- Entries supplied
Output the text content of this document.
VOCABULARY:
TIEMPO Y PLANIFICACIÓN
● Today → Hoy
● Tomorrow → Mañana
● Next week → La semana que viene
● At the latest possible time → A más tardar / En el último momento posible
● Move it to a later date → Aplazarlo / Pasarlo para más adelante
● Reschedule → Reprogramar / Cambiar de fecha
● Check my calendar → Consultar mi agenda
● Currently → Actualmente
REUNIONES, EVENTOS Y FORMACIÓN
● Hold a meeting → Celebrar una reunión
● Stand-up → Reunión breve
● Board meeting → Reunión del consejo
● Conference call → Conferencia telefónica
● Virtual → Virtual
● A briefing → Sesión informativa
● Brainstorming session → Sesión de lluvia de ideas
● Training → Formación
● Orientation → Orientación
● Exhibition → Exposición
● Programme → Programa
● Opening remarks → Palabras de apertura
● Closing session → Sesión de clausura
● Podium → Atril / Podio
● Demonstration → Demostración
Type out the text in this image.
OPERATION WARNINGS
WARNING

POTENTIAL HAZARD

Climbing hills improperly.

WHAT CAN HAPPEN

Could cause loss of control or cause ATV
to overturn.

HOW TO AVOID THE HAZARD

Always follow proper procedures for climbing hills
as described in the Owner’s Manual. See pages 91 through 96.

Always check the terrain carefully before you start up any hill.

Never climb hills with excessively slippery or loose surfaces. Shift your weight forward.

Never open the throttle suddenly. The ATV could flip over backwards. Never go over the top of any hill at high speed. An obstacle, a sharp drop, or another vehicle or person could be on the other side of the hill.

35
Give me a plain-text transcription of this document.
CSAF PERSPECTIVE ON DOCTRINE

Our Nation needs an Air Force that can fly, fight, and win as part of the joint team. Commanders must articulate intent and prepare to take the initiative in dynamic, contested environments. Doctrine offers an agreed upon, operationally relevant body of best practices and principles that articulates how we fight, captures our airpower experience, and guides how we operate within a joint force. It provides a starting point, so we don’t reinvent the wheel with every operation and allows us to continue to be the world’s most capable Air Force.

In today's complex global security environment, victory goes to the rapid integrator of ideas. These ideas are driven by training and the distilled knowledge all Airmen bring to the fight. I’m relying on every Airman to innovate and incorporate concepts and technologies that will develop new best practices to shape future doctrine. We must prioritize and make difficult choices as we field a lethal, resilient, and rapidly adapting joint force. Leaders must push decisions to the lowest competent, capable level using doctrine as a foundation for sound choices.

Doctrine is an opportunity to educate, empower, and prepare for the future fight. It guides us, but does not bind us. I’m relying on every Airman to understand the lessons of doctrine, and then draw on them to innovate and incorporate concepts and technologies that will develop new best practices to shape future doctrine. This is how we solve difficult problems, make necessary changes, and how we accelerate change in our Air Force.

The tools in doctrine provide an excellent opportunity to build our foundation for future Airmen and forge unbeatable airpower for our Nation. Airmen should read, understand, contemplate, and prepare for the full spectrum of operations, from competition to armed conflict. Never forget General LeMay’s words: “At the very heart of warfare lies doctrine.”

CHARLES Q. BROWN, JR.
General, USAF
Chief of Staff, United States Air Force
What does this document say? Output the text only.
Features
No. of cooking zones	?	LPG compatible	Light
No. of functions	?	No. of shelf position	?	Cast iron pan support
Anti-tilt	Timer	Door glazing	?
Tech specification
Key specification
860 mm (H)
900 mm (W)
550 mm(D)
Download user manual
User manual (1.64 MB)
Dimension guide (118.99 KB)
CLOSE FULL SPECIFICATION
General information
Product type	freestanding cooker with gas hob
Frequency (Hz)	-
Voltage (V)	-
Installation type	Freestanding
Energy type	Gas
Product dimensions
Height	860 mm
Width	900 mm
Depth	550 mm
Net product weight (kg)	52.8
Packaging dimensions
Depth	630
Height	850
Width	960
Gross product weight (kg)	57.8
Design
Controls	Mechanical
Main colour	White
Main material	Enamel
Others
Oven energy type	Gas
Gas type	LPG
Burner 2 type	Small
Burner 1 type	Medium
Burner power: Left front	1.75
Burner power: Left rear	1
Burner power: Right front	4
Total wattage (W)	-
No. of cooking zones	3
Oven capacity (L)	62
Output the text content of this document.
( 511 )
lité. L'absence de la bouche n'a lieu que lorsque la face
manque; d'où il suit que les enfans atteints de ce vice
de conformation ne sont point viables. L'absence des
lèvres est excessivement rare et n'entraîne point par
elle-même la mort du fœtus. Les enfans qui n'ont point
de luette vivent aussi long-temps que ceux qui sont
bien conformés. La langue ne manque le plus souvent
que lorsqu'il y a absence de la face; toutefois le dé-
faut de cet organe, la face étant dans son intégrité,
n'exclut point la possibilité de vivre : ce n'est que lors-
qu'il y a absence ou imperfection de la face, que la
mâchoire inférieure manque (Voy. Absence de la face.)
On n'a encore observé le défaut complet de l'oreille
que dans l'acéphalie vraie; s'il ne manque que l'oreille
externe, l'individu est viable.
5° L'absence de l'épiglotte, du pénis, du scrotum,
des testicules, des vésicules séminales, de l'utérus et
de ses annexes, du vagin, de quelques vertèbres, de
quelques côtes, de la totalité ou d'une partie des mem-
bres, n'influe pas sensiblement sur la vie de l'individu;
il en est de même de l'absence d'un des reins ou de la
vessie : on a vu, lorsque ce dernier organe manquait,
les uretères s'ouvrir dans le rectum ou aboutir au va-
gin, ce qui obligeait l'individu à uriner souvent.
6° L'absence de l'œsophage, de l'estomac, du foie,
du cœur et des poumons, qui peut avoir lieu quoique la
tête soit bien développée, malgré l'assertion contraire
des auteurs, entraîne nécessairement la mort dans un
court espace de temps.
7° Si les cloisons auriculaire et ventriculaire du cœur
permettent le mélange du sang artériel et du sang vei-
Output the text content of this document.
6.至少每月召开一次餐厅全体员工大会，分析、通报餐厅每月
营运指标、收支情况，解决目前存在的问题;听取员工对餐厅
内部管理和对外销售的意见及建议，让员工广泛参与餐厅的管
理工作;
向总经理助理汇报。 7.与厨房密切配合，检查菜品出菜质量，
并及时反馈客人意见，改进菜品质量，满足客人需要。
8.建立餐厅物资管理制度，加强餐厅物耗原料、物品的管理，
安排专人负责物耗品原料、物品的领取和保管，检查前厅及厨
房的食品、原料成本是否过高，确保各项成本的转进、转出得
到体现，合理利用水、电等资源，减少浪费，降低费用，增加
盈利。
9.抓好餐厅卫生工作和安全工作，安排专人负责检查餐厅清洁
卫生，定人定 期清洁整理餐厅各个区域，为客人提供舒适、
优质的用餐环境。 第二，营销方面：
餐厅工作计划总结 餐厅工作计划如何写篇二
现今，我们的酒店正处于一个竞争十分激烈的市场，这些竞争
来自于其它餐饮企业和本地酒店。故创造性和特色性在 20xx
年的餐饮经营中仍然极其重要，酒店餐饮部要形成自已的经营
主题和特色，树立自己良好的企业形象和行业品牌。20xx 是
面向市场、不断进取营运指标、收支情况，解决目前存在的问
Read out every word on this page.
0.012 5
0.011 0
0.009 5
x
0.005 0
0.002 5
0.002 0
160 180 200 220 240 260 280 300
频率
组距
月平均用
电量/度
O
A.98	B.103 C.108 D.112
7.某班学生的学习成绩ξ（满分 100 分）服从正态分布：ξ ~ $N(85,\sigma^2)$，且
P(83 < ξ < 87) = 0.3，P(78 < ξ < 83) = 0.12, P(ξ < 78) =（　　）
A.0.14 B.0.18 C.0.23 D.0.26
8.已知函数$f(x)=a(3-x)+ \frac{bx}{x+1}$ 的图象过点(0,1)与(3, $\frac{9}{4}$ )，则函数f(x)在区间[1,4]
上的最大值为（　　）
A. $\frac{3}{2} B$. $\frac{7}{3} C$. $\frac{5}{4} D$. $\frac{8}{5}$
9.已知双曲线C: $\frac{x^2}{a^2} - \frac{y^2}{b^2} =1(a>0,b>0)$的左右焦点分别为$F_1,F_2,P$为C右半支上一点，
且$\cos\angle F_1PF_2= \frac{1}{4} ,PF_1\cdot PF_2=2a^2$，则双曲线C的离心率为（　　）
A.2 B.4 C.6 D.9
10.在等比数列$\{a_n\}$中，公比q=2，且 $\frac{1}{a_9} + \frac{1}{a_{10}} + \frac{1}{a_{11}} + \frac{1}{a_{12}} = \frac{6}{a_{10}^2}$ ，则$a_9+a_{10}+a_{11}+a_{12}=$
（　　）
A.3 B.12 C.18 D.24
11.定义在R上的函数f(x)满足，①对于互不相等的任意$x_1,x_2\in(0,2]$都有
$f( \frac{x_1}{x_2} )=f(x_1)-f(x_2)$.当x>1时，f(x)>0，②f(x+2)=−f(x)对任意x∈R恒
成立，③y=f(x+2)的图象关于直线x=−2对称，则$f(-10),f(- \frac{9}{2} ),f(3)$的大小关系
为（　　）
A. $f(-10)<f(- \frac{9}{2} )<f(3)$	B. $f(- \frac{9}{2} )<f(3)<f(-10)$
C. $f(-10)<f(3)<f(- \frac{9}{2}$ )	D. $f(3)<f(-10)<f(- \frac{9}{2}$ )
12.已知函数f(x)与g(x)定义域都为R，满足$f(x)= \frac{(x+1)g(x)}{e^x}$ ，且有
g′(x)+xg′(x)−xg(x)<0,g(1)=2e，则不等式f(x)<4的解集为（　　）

- Request
Isolate each line of the listing above that includes "difficult". Copy it.

- Task result
In today's complex global security environment, victory goes to the rapid integrator of ideas. These ideas are driven by training and the distilled knowledge all Airmen bring to the fight. I’m relying on every Airman to innovate and incorporate concepts and technologies that will develop new best practices to shape future doctrine. We must prioritize and make difficult choices as we field a lethal, resilient, and rapidly adapting joint force. Leaders must push decisions to the lowest competent, capable level using doctrine as a foundation for sound choices.
Doctrine is an opportunity to educate, empower, and prepare for the future fight. It guides us, but does not bind us. I’m relying on every Airman to understand the lessons of doctrine, and then draw on them to innovate and incorporate concepts and technologies that will develop new best practices to shape future doctrine. This is how we solve difficult problems, make necessary changes, and how we accelerate change in our Air Force.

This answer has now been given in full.